→ What this task involves
Take the material below and write it all out again exactly.

→ Dataset entries
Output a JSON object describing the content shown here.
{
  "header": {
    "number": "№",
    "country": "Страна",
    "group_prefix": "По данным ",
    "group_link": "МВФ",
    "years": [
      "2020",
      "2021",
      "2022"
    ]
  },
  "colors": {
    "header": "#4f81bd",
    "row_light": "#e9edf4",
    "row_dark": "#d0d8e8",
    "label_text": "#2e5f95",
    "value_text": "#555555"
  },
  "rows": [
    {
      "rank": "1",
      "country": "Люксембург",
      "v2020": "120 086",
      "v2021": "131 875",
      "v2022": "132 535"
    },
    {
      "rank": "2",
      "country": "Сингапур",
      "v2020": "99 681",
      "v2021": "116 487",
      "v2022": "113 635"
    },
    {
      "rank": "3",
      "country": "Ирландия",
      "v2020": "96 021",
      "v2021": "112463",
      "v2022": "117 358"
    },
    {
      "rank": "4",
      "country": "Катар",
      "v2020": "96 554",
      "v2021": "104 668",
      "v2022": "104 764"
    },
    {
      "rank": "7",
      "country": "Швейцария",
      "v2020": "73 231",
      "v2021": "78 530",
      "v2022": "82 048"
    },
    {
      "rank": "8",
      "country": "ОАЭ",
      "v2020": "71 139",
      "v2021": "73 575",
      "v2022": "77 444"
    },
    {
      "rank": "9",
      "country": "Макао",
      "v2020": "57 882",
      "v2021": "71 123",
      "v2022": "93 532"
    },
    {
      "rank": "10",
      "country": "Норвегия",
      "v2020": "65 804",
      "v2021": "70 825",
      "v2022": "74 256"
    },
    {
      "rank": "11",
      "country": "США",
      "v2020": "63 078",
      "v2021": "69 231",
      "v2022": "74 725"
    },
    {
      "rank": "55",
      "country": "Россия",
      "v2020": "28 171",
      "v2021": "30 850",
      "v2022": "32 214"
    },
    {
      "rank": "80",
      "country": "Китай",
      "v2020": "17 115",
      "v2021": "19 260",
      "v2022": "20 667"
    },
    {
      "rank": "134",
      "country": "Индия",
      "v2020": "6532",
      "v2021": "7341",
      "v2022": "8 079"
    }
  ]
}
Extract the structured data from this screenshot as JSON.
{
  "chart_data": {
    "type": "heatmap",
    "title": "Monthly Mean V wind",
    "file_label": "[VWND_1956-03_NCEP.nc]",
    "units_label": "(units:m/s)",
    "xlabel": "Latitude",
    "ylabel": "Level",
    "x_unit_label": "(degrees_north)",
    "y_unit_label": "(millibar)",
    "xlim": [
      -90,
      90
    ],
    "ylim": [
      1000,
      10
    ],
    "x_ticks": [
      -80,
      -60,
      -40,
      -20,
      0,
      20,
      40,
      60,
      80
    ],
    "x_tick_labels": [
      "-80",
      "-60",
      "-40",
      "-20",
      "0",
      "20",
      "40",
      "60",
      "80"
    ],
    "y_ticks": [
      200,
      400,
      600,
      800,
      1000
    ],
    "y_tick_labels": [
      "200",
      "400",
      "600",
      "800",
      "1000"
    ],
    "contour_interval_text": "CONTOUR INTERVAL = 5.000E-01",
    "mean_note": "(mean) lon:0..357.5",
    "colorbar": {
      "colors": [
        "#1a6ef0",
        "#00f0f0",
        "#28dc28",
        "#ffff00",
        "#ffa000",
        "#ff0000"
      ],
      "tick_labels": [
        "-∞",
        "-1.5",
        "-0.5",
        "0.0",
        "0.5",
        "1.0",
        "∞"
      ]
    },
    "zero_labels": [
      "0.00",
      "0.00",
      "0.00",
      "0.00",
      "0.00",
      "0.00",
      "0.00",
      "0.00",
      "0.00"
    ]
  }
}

→ Expected answer
Output a JSON object describing the content shown here.
{
  "header": {
    "number": "№",
    "country": "Страна",
    "group_prefix": "По данным ",
    "group_link": "МВФ",
    "years": [
      "2020",
      "2021",
      "2022"
    ]
  },
  "colors": {
    "header": "#4f81bd",
    "row_light": "#e9edf4",
    "row_dark": "#d0d8e8",
    "label_text": "#2e5f95",
    "value_text": "#555555"
  },
  "rows": [
    {
      "rank": "1",
      "country": "Люксембург",
      "v2020": "120 086",
      "v2021": "131 875",
      "v2022": "132 535"
    },
    {
      "rank": "2",
      "country": "Сингапур",
      "v2020": "99 681",
      "v2021": "116 487",
      "v2022": "113 635"
    },
    {
      "rank": "3",
      "country": "Ирландия",
      "v2020": "96 021",
      "v2021": "112463",
      "v2022": "117 358"
    },
    {
      "rank": "4",
      "country": "Катар",
      "v2020": "96 554",
      "v2021": "104 668",
      "v2022": "104 764"
    },
    {
      "rank": "7",
      "country": "Швейцария",
      "v2020": "73 231",
      "v2021": "78 530",
      "v2022": "82 048"
    },
    {
      "rank": "8",
      "country": "ОАЭ",
      "v2020": "71 139",
      "v2021": "73 575",
      "v2022": "77 444"
    },
    {
      "rank": "9",
      "country": "Макао",
      "v2020": "57 882",
      "v2021": "71 123",
      "v2022": "93 532"
    },
    {
      "rank": "10",
      "country": "Норвегия",
      "v2020": "65 804",
      "v2021": "70 825",
      "v2022": "74 256"
    },
    {
      "rank": "11",
      "country": "США",
      "v2020": "63 078",
      "v2021": "69 231",
      "v2022": "74 725"
    },
    {
      "rank": "55",
      "country": "Россия",
      "v2020": "28 171",
      "v2021": "30 850",
      "v2022": "32 214"
    },
    {
      "rank": "80",
      "country": "Китай",
      "v2020": "17 115",
      "v2021": "19 260",
      "v2022": "20 667"
    },
    {
      "rank": "134",
      "country": "Индия",
      "v2020": "6532",
      "v2021": "7341",
      "v2022": "8 079"
    }
  ]
}
Extract the structured data from this screenshot as JSON.
{
  "chart_data": {
    "type": "heatmap",
    "title": "Monthly Mean V wind",
    "file_label": "[VWND_1956-03_NCEP.nc]",
    "units_label": "(units:m/s)",
    "xlabel": "Latitude",
    "ylabel": "Level",
    "x_unit_label": "(degrees_north)",
    "y_unit_label": "(millibar)",
    "xlim": [
      -90,
      90
    ],
    "ylim": [
      1000,
      10
    ],
    "x_ticks": [
      -80,
      -60,
      -40,
      -20,
      0,
      20,
      40,
      60,
      80
    ],
    "x_tick_labels": [
      "-80",
      "-60",
      "-40",
      "-20",
      "0",
      "20",
      "40",
      "60",
      "80"
    ],
    "y_ticks": [
      200,
      400,
      600,
      800,
      1000
    ],
    "y_tick_labels": [
      "200",
      "400",
      "600",
      "800",
      "1000"
    ],
    "contour_interval_text": "CONTOUR INTERVAL = 5.000E-01",
    "mean_note": "(mean) lon:0..357.5",
    "colorbar": {
      "colors": [
        "#1a6ef0",
        "#00f0f0",
        "#28dc28",
        "#ffff00",
        "#ffa000",
        "#ff0000"
      ],
      "tick_labels": [
        "-∞",
        "-1.5",
        "-0.5",
        "0.0",
        "0.5",
        "1.0",
        "∞"
      ]
    },
    "zero_labels": [
      "0.00",
      "0.00",
      "0.00",
      "0.00",
      "0.00",
      "0.00",
      "0.00",
      "0.00",
      "0.00"
    ]
  }
}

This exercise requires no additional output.